### Work to complete
Extract the text of each entry below exactly, leaving every image behind.

-- Begin --

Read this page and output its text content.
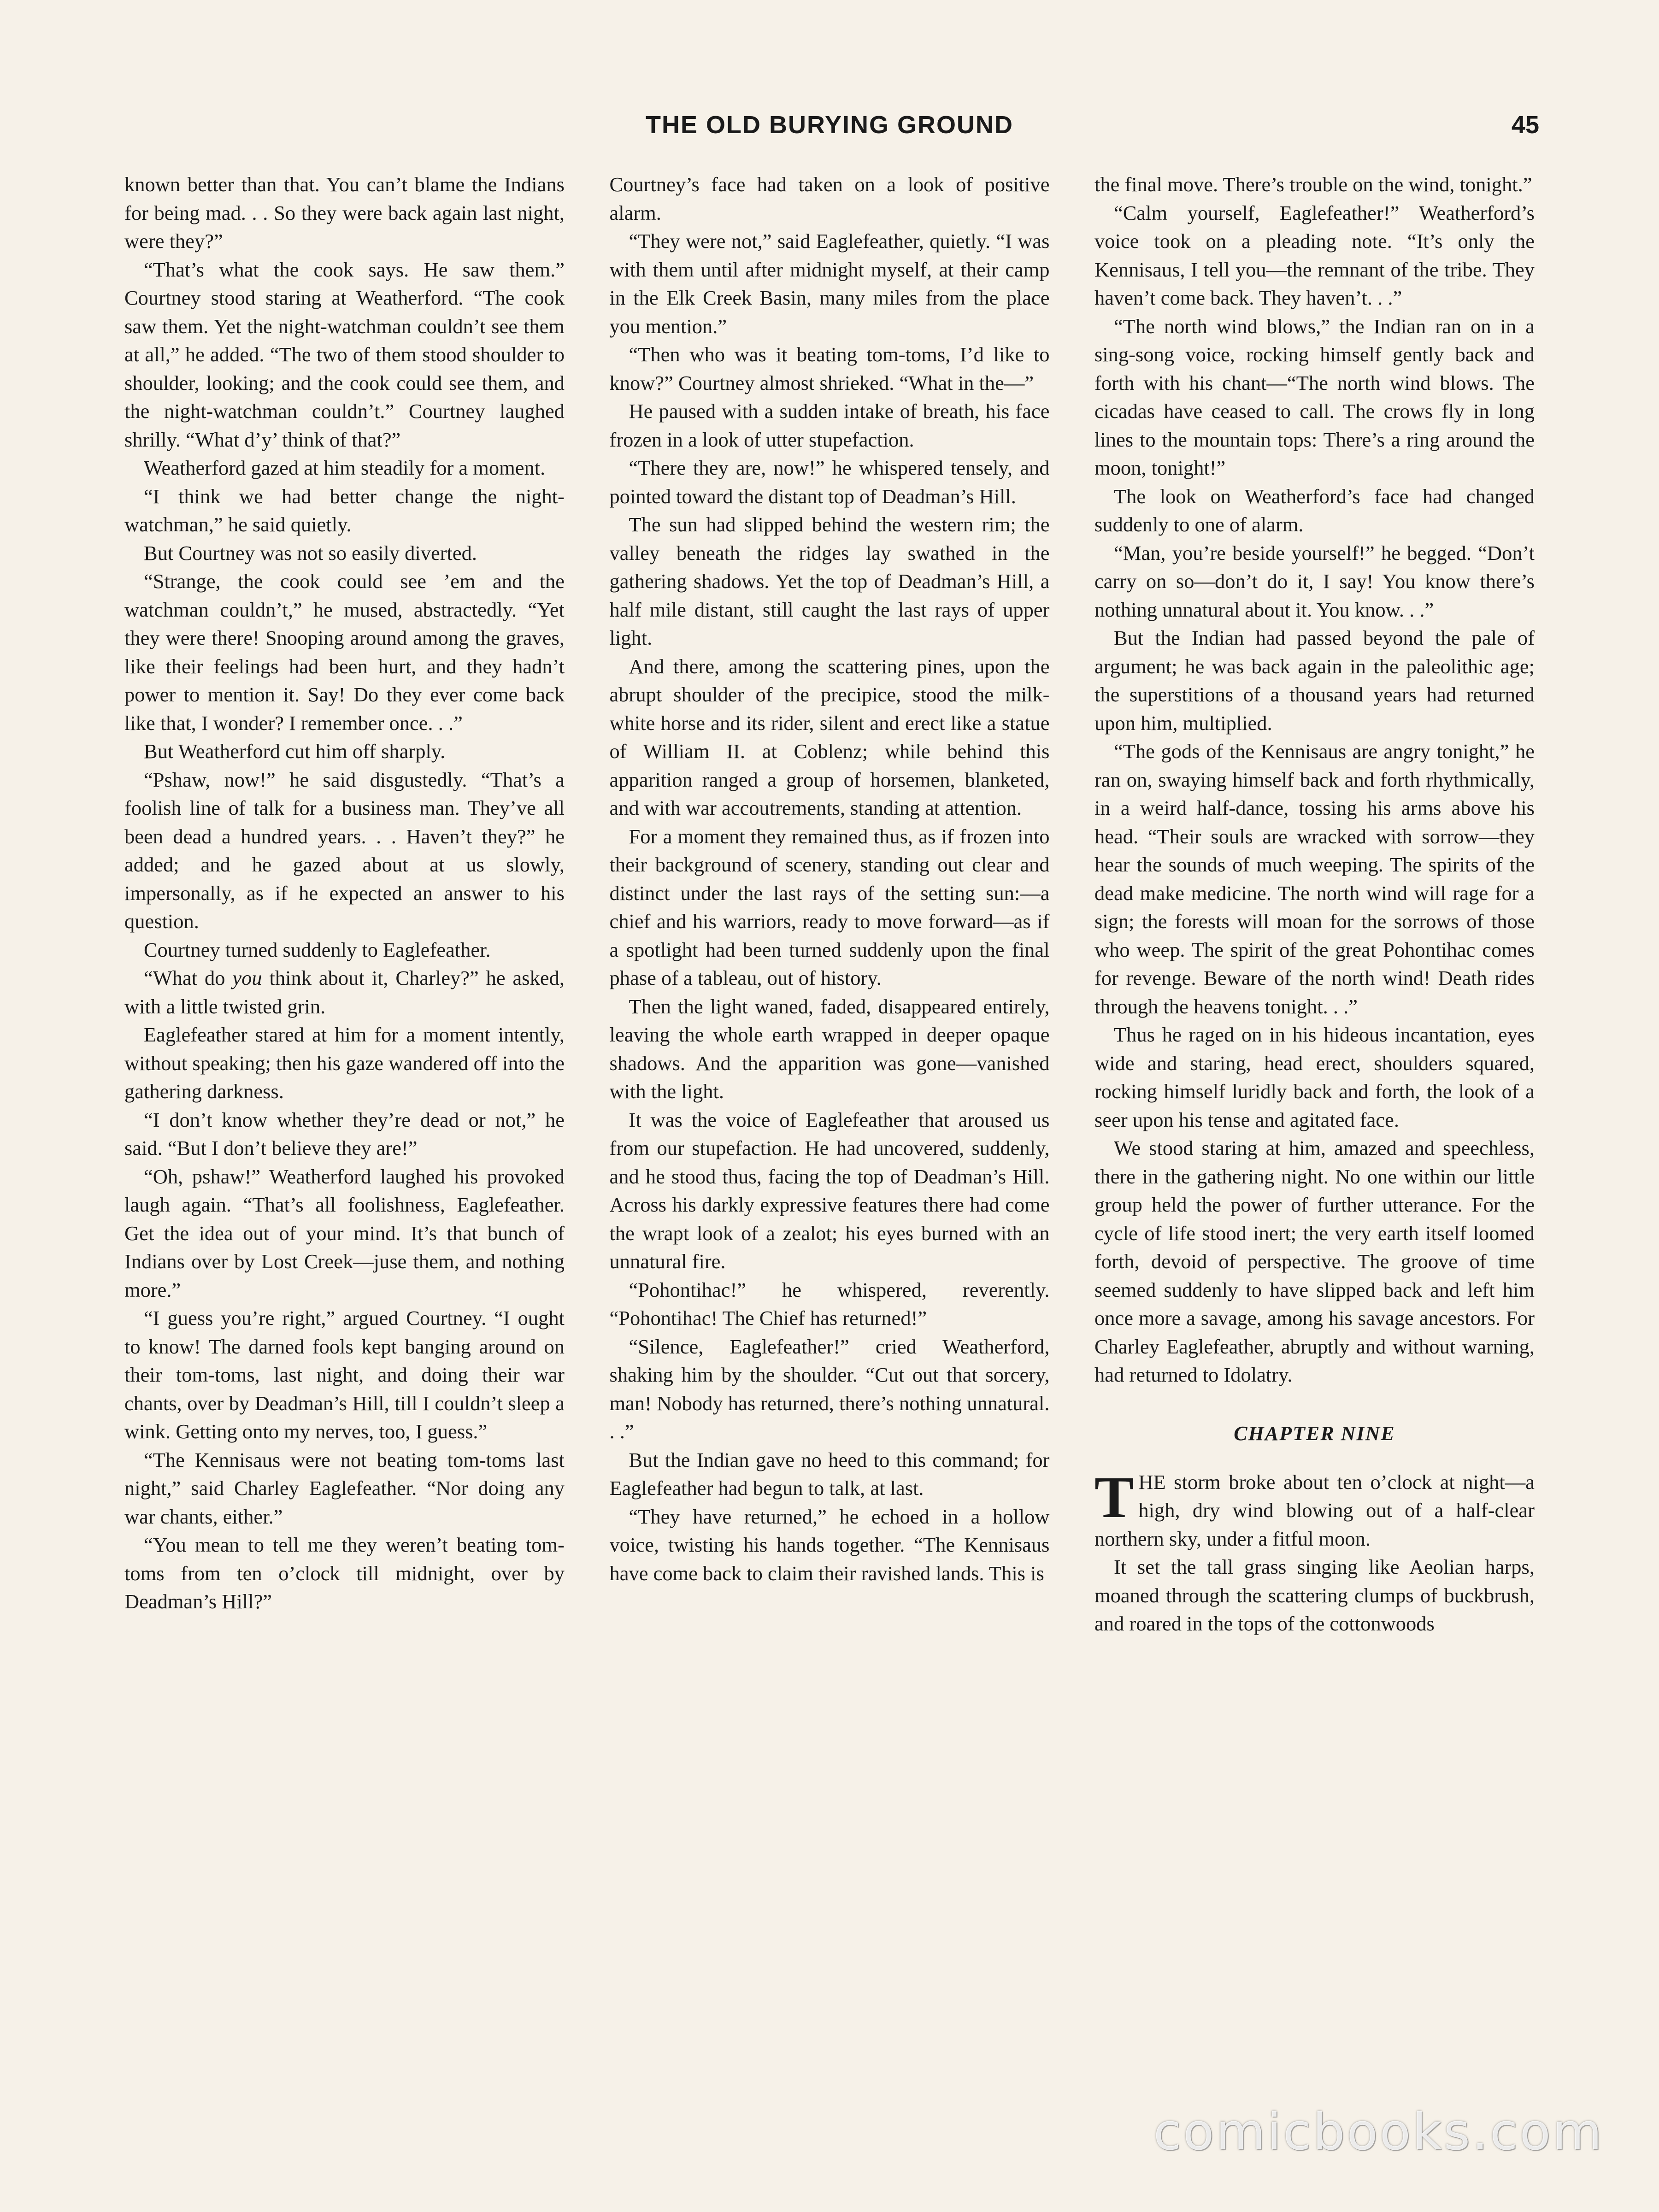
THE OLD BURYING GROUND	45

known better than that. You can’t blame the Indians for being mad. . . So they were back again last night, were they?”

“That’s what the cook says. He saw them.” Courtney stood staring at Weatherford. “The cook saw them. Yet the night-watchman couldn’t see them at all,” he added. “The two of them stood shoulder to shoulder, looking; and the cook could see them, and the night-watchman couldn’t.” Courtney laughed shrilly. “What d’y’ think of that?”

Weatherford gazed at him steadily for a moment.

“I think we had better change the night-watchman,” he said quietly.

But Courtney was not so easily diverted.

“Strange, the cook could see ’em and the watchman couldn’t,” he mused, abstractedly. “Yet they were there! Snooping around among the graves, like their feelings had been hurt, and they hadn’t power to mention it. Say! Do they ever come back like that, I wonder? I remember once. . .”

But Weatherford cut him off sharply.

“Pshaw, now!” he said disgustedly. “That’s a foolish line of talk for a business man. They’ve all been dead a hundred years. . . Haven’t they?” he added; and he gazed about at us slowly, impersonally, as if he expected an answer to his question.

Courtney turned suddenly to Eaglefeather.

“What do you think about it, Charley?” he asked, with a little twisted grin.

Eaglefeather stared at him for a moment intently, without speaking; then his gaze wandered off into the gathering darkness.

“I don’t know whether they’re dead or not,” he said. “But I don’t believe they are!”

“Oh, pshaw!” Weatherford laughed his provoked laugh again. “That’s all foolishness, Eaglefeather. Get the idea out of your mind. It’s that bunch of Indians over by Lost Creek—juse them, and nothing more.”

“I guess you’re right,” argued Courtney. “I ought to know! The darned fools kept banging around on their tom-toms, last night, and doing their war chants, over by Deadman’s Hill, till I couldn’t sleep a wink. Getting onto my nerves, too, I guess.”

“The Kennisaus were not beating tom-toms last night,” said Charley Eaglefeather. “Nor doing any war chants, either.”

“You mean to tell me they weren’t beating tom-toms from ten o’clock till midnight, over by Deadman’s Hill?”

Courtney’s face had taken on a look of positive alarm.

“They were not,” said Eaglefeather, quietly. “I was with them until after midnight myself, at their camp in the Elk Creek Basin, many miles from the place you mention.”

“Then who was it beating tom-toms, I’d like to know?” Courtney almost shrieked. “What in the—”

He paused with a sudden intake of breath, his face frozen in a look of utter stupefaction.

“There they are, now!” he whispered tensely, and pointed toward the distant top of Deadman’s Hill.

The sun had slipped behind the western rim; the valley beneath the ridges lay swathed in the gathering shadows. Yet the top of Deadman’s Hill, a half mile distant, still caught the last rays of upper light.

And there, among the scattering pines, upon the abrupt shoulder of the precipice, stood the milk-white horse and its rider, silent and erect like a statue of William II. at Coblenz; while behind this apparition ranged a group of horsemen, blanketed, and with war accoutrements, standing at attention.

For a moment they remained thus, as if frozen into their background of scenery, standing out clear and distinct under the last rays of the setting sun:—a chief and his warriors, ready to move forward—as if a spotlight had been turned suddenly upon the final phase of a tableau, out of history.

Then the light waned, faded, disappeared entirely, leaving the whole earth wrapped in deeper opaque shadows. And the apparition was gone—vanished with the light.

It was the voice of Eaglefeather that aroused us from our stupefaction. He had uncovered, suddenly, and he stood thus, facing the top of Deadman’s Hill. Across his darkly expressive features there had come the wrapt look of a zealot; his eyes burned with an unnatural fire.

“Pohontihac!” he whispered, reverently. “Pohontihac! The Chief has returned!”

“Silence, Eaglefeather!” cried Weatherford, shaking him by the shoulder. “Cut out that sorcery, man! Nobody has returned, there’s nothing unnatural. . .”

But the Indian gave no heed to this command; for Eaglefeather had begun to talk, at last.

“They have returned,” he echoed in a hollow voice, twisting his hands together. “The Kennisaus have come back to claim their ravished lands. This is

the final move. There’s trouble on the wind, tonight.”

“Calm yourself, Eaglefeather!” Weatherford’s voice took on a pleading note. “It’s only the Kennisaus, I tell you—the remnant of the tribe. They haven’t come back. They haven’t. . .”

“The north wind blows,” the Indian ran on in a sing-song voice, rocking himself gently back and forth with his chant—“The north wind blows. The cicadas have ceased to call. The crows fly in long lines to the mountain tops: There’s a ring around the moon, tonight!”

The look on Weatherford’s face had changed suddenly to one of alarm.

“Man, you’re beside yourself!” he begged. “Don’t carry on so—don’t do it, I say! You know there’s nothing unnatural about it. You know. . .”

But the Indian had passed beyond the pale of argument; he was back again in the paleolithic age; the superstitions of a thousand years had returned upon him, multiplied.

“The gods of the Kennisaus are angry tonight,” he ran on, swaying himself back and forth rhythmically, in a weird half-dance, tossing his arms above his head. “Their souls are wracked with sorrow—they hear the sounds of much weeping. The spirits of the dead make medicine. The north wind will rage for a sign; the forests will moan for the sorrows of those who weep. The spirit of the great Pohontihac comes for revenge. Beware of the north wind! Death rides through the heavens tonight. . .”

Thus he raged on in his hideous incantation, eyes wide and staring, head erect, shoulders squared, rocking himself luridly back and forth, the look of a seer upon his tense and agitated face.

We stood staring at him, amazed and speechless, there in the gathering night. No one within our little group held the power of further utterance. For the cycle of life stood inert; the very earth itself loomed forth, devoid of perspective. The groove of time seemed suddenly to have slipped back and left him once more a savage, among his savage ancestors. For Charley Eaglefeather, abruptly and without warning, had returned to Idolatry.

CHAPTER NINE

THE storm broke about ten o’clock at night—a high, dry wind blowing out of a half-clear northern sky, under a fitful moon.

It set the tall grass singing like Aeolian harps, moaned through the scattering clumps of buckbrush, and roared in the tops of the cottonwoods

comicbooks.com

-- End --

### Task solution
Read this page and output its text content.
THE OLD BURYING GROUND	45

known better than that. You can’t blame the Indians for being mad. . . So they were back again last night, were they?”

“That’s what the cook says. He saw them.” Courtney stood staring at Weatherford. “The cook saw them. Yet the night-watchman couldn’t see them at all,” he added. “The two of them stood shoulder to shoulder, looking; and the cook could see them, and the night-watchman couldn’t.” Courtney laughed shrilly. “What d’y’ think of that?”

Weatherford gazed at him steadily for a moment.

“I think we had better change the night-watchman,” he said quietly.

But Courtney was not so easily diverted.

“Strange, the cook could see ’em and the watchman couldn’t,” he mused, abstractedly. “Yet they were there! Snooping around among the graves, like their feelings had been hurt, and they hadn’t power to mention it. Say! Do they ever come back like that, I wonder? I remember once. . .”

But Weatherford cut him off sharply.

“Pshaw, now!” he said disgustedly. “That’s a foolish line of talk for a business man. They’ve all been dead a hundred years. . . Haven’t they?” he added; and he gazed about at us slowly, impersonally, as if he expected an answer to his question.

Courtney turned suddenly to Eaglefeather.

“What do you think about it, Charley?” he asked, with a little twisted grin.

Eaglefeather stared at him for a moment intently, without speaking; then his gaze wandered off into the gathering darkness.

“I don’t know whether they’re dead or not,” he said. “But I don’t believe they are!”

“Oh, pshaw!” Weatherford laughed his provoked laugh again. “That’s all foolishness, Eaglefeather. Get the idea out of your mind. It’s that bunch of Indians over by Lost Creek—juse them, and nothing more.”

“I guess you’re right,” argued Courtney. “I ought to know! The darned fools kept banging around on their tom-toms, last night, and doing their war chants, over by Deadman’s Hill, till I couldn’t sleep a wink. Getting onto my nerves, too, I guess.”

“The Kennisaus were not beating tom-toms last night,” said Charley Eaglefeather. “Nor doing any war chants, either.”

“You mean to tell me they weren’t beating tom-toms from ten o’clock till midnight, over by Deadman’s Hill?”

Courtney’s face had taken on a look of positive alarm.

“They were not,” said Eaglefeather, quietly. “I was with them until after midnight myself, at their camp in the Elk Creek Basin, many miles from the place you mention.”

“Then who was it beating tom-toms, I’d like to know?” Courtney almost shrieked. “What in the—”

He paused with a sudden intake of breath, his face frozen in a look of utter stupefaction.

“There they are, now!” he whispered tensely, and pointed toward the distant top of Deadman’s Hill.

The sun had slipped behind the western rim; the valley beneath the ridges lay swathed in the gathering shadows. Yet the top of Deadman’s Hill, a half mile distant, still caught the last rays of upper light.

And there, among the scattering pines, upon the abrupt shoulder of the precipice, stood the milk-white horse and its rider, silent and erect like a statue of William II. at Coblenz; while behind this apparition ranged a group of horsemen, blanketed, and with war accoutrements, standing at attention.

For a moment they remained thus, as if frozen into their background of scenery, standing out clear and distinct under the last rays of the setting sun:—a chief and his warriors, ready to move forward—as if a spotlight had been turned suddenly upon the final phase of a tableau, out of history.

Then the light waned, faded, disappeared entirely, leaving the whole earth wrapped in deeper opaque shadows. And the apparition was gone—vanished with the light.

It was the voice of Eaglefeather that aroused us from our stupefaction. He had uncovered, suddenly, and he stood thus, facing the top of Deadman’s Hill. Across his darkly expressive features there had come the wrapt look of a zealot; his eyes burned with an unnatural fire.

“Pohontihac!” he whispered, reverently. “Pohontihac! The Chief has returned!”

“Silence, Eaglefeather!” cried Weatherford, shaking him by the shoulder. “Cut out that sorcery, man! Nobody has returned, there’s nothing unnatural. . .”

But the Indian gave no heed to this command; for Eaglefeather had begun to talk, at last.

“They have returned,” he echoed in a hollow voice, twisting his hands together. “The Kennisaus have come back to claim their ravished lands. This is

the final move. There’s trouble on the wind, tonight.”

“Calm yourself, Eaglefeather!” Weatherford’s voice took on a pleading note. “It’s only the Kennisaus, I tell you—the remnant of the tribe. They haven’t come back. They haven’t. . .”

“The north wind blows,” the Indian ran on in a sing-song voice, rocking himself gently back and forth with his chant—“The north wind blows. The cicadas have ceased to call. The crows fly in long lines to the mountain tops: There’s a ring around the moon, tonight!”

The look on Weatherford’s face had changed suddenly to one of alarm.

“Man, you’re beside yourself!” he begged. “Don’t carry on so—don’t do it, I say! You know there’s nothing unnatural about it. You know. . .”

But the Indian had passed beyond the pale of argument; he was back again in the paleolithic age; the superstitions of a thousand years had returned upon him, multiplied.

“The gods of the Kennisaus are angry tonight,” he ran on, swaying himself back and forth rhythmically, in a weird half-dance, tossing his arms above his head. “Their souls are wracked with sorrow—they hear the sounds of much weeping. The spirits of the dead make medicine. The north wind will rage for a sign; the forests will moan for the sorrows of those who weep. The spirit of the great Pohontihac comes for revenge. Beware of the north wind! Death rides through the heavens tonight. . .”

Thus he raged on in his hideous incantation, eyes wide and staring, head erect, shoulders squared, rocking himself luridly back and forth, the look of a seer upon his tense and agitated face.

We stood staring at him, amazed and speechless, there in the gathering night. No one within our little group held the power of further utterance. For the cycle of life stood inert; the very earth itself loomed forth, devoid of perspective. The groove of time seemed suddenly to have slipped back and left him once more a savage, among his savage ancestors. For Charley Eaglefeather, abruptly and without warning, had returned to Idolatry.

CHAPTER NINE

THE storm broke about ten o’clock at night—a high, dry wind blowing out of a half-clear northern sky, under a fitful moon.

It set the tall grass singing like Aeolian harps, moaned through the scattering clumps of buckbrush, and roared in the tops of the cottonwoods

comicbooks.com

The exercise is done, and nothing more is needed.